---------- Working data

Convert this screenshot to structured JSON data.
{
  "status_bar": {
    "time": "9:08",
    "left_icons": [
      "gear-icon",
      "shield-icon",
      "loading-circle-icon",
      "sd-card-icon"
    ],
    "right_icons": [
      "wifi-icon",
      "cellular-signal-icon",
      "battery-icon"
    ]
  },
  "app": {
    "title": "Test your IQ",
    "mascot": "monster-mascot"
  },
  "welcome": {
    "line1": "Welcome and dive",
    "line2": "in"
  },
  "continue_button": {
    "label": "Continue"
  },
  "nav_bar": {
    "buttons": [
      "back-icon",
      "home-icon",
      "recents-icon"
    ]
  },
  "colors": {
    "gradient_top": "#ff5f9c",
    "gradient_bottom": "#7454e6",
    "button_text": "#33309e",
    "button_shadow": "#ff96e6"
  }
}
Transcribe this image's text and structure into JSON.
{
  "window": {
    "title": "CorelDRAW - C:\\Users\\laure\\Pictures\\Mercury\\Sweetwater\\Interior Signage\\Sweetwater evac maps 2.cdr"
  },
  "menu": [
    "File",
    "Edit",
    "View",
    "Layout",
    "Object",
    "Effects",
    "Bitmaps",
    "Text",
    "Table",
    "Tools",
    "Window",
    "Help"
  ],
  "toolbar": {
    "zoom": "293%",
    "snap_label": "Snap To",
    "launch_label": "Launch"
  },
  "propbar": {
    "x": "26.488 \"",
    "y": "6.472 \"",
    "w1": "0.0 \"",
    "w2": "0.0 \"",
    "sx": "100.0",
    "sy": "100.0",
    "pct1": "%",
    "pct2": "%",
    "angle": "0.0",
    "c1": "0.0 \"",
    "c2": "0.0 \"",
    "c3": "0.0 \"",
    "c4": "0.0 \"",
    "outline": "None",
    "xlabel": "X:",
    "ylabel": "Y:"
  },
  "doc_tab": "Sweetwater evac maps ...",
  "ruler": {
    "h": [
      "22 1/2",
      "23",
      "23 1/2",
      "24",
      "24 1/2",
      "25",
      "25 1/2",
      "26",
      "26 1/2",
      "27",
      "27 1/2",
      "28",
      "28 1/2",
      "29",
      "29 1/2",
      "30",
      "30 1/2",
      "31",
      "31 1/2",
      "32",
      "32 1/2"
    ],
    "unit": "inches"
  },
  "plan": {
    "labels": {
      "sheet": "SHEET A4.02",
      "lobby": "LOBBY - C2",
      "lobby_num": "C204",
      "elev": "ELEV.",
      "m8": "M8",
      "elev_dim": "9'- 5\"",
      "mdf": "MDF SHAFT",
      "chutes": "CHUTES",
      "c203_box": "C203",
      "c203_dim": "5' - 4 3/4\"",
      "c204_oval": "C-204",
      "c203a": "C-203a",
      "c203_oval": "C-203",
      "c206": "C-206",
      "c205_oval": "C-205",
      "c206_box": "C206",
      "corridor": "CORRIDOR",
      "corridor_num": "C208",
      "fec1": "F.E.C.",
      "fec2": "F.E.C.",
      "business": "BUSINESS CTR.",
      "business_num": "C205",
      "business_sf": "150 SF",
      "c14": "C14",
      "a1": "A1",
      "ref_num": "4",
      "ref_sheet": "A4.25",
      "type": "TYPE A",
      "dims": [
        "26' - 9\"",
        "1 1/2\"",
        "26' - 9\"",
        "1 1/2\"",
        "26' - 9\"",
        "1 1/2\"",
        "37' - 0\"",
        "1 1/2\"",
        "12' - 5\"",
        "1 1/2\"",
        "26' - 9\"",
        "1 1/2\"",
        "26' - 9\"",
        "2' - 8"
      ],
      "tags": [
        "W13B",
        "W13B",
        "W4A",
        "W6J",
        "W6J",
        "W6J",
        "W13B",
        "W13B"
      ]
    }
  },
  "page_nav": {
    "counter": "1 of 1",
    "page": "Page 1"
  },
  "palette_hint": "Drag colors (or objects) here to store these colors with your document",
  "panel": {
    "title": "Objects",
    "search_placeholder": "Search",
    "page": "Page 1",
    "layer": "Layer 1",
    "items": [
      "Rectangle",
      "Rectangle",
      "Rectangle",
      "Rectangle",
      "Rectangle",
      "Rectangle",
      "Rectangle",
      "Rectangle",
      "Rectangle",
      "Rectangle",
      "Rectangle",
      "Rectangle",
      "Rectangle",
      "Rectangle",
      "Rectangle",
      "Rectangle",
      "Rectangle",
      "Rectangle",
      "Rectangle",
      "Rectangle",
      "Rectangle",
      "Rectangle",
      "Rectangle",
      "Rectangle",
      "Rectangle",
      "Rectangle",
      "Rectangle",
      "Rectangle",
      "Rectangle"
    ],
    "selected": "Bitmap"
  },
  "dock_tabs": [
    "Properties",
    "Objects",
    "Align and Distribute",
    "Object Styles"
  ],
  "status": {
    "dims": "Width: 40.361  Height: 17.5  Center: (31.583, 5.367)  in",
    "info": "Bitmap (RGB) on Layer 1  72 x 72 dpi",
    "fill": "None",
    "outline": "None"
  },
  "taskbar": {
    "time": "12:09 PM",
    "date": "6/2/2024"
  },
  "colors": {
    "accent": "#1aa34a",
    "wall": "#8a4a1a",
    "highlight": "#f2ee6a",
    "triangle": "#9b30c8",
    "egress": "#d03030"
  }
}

--------------------

Work to do
Take the entries above and copy them out exactly.

The reply
Convert this screenshot to structured JSON data.
{
  "status_bar": {
    "time": "9:08",
    "left_icons": [
      "gear-icon",
      "shield-icon",
      "loading-circle-icon",
      "sd-card-icon"
    ],
    "right_icons": [
      "wifi-icon",
      "cellular-signal-icon",
      "battery-icon"
    ]
  },
  "app": {
    "title": "Test your IQ",
    "mascot": "monster-mascot"
  },
  "welcome": {
    "line1": "Welcome and dive",
    "line2": "in"
  },
  "continue_button": {
    "label": "Continue"
  },
  "nav_bar": {
    "buttons": [
      "back-icon",
      "home-icon",
      "recents-icon"
    ]
  },
  "colors": {
    "gradient_top": "#ff5f9c",
    "gradient_bottom": "#7454e6",
    "button_text": "#33309e",
    "button_shadow": "#ff96e6"
  }
}
Transcribe this image's text and structure into JSON.
{
  "window": {
    "title": "CorelDRAW - C:\\Users\\laure\\Pictures\\Mercury\\Sweetwater\\Interior Signage\\Sweetwater evac maps 2.cdr"
  },
  "menu": [
    "File",
    "Edit",
    "View",
    "Layout",
    "Object",
    "Effects",
    "Bitmaps",
    "Text",
    "Table",
    "Tools",
    "Window",
    "Help"
  ],
  "toolbar": {
    "zoom": "293%",
    "snap_label": "Snap To",
    "launch_label": "Launch"
  },
  "propbar": {
    "x": "26.488 \"",
    "y": "6.472 \"",
    "w1": "0.0 \"",
    "w2": "0.0 \"",
    "sx": "100.0",
    "sy": "100.0",
    "pct1": "%",
    "pct2": "%",
    "angle": "0.0",
    "c1": "0.0 \"",
    "c2": "0.0 \"",
    "c3": "0.0 \"",
    "c4": "0.0 \"",
    "outline": "None",
    "xlabel": "X:",
    "ylabel": "Y:"
  },
  "doc_tab": "Sweetwater evac maps ...",
  "ruler": {
    "h": [
      "22 1/2",
      "23",
      "23 1/2",
      "24",
      "24 1/2",
      "25",
      "25 1/2",
      "26",
      "26 1/2",
      "27",
      "27 1/2",
      "28",
      "28 1/2",
      "29",
      "29 1/2",
      "30",
      "30 1/2",
      "31",
      "31 1/2",
      "32",
      "32 1/2"
    ],
    "unit": "inches"
  },
  "plan": {
    "labels": {
      "sheet": "SHEET A4.02",
      "lobby": "LOBBY - C2",
      "lobby_num": "C204",
      "elev": "ELEV.",
      "m8": "M8",
      "elev_dim": "9'- 5\"",
      "mdf": "MDF SHAFT",
      "chutes": "CHUTES",
      "c203_box": "C203",
      "c203_dim": "5' - 4 3/4\"",
      "c204_oval": "C-204",
      "c203a": "C-203a",
      "c203_oval": "C-203",
      "c206": "C-206",
      "c205_oval": "C-205",
      "c206_box": "C206",
      "corridor": "CORRIDOR",
      "corridor_num": "C208",
      "fec1": "F.E.C.",
      "fec2": "F.E.C.",
      "business": "BUSINESS CTR.",
      "business_num": "C205",
      "business_sf": "150 SF",
      "c14": "C14",
      "a1": "A1",
      "ref_num": "4",
      "ref_sheet": "A4.25",
      "type": "TYPE A",
      "dims": [
        "26' - 9\"",
        "1 1/2\"",
        "26' - 9\"",
        "1 1/2\"",
        "26' - 9\"",
        "1 1/2\"",
        "37' - 0\"",
        "1 1/2\"",
        "12' - 5\"",
        "1 1/2\"",
        "26' - 9\"",
        "1 1/2\"",
        "26' - 9\"",
        "2' - 8"
      ],
      "tags": [
        "W13B",
        "W13B",
        "W4A",
        "W6J",
        "W6J",
        "W6J",
        "W13B",
        "W13B"
      ]
    }
  },
  "page_nav": {
    "counter": "1 of 1",
    "page": "Page 1"
  },
  "palette_hint": "Drag colors (or objects) here to store these colors with your document",
  "panel": {
    "title": "Objects",
    "search_placeholder": "Search",
    "page": "Page 1",
    "layer": "Layer 1",
    "items": [
      "Rectangle",
      "Rectangle",
      "Rectangle",
      "Rectangle",
      "Rectangle",
      "Rectangle",
      "Rectangle",
      "Rectangle",
      "Rectangle",
      "Rectangle",
      "Rectangle",
      "Rectangle",
      "Rectangle",
      "Rectangle",
      "Rectangle",
      "Rectangle",
      "Rectangle",
      "Rectangle",
      "Rectangle",
      "Rectangle",
      "Rectangle",
      "Rectangle",
      "Rectangle",
      "Rectangle",
      "Rectangle",
      "Rectangle",
      "Rectangle",
      "Rectangle",
      "Rectangle"
    ],
    "selected": "Bitmap"
  },
  "dock_tabs": [
    "Properties",
    "Objects",
    "Align and Distribute",
    "Object Styles"
  ],
  "status": {
    "dims": "Width: 40.361  Height: 17.5  Center: (31.583, 5.367)  in",
    "info": "Bitmap (RGB) on Layer 1  72 x 72 dpi",
    "fill": "None",
    "outline": "None"
  },
  "taskbar": {
    "time": "12:09 PM",
    "date": "6/2/2024"
  },
  "colors": {
    "accent": "#1aa34a",
    "wall": "#8a4a1a",
    "highlight": "#f2ee6a",
    "triangle": "#9b30c8",
    "egress": "#d03030"
  }
}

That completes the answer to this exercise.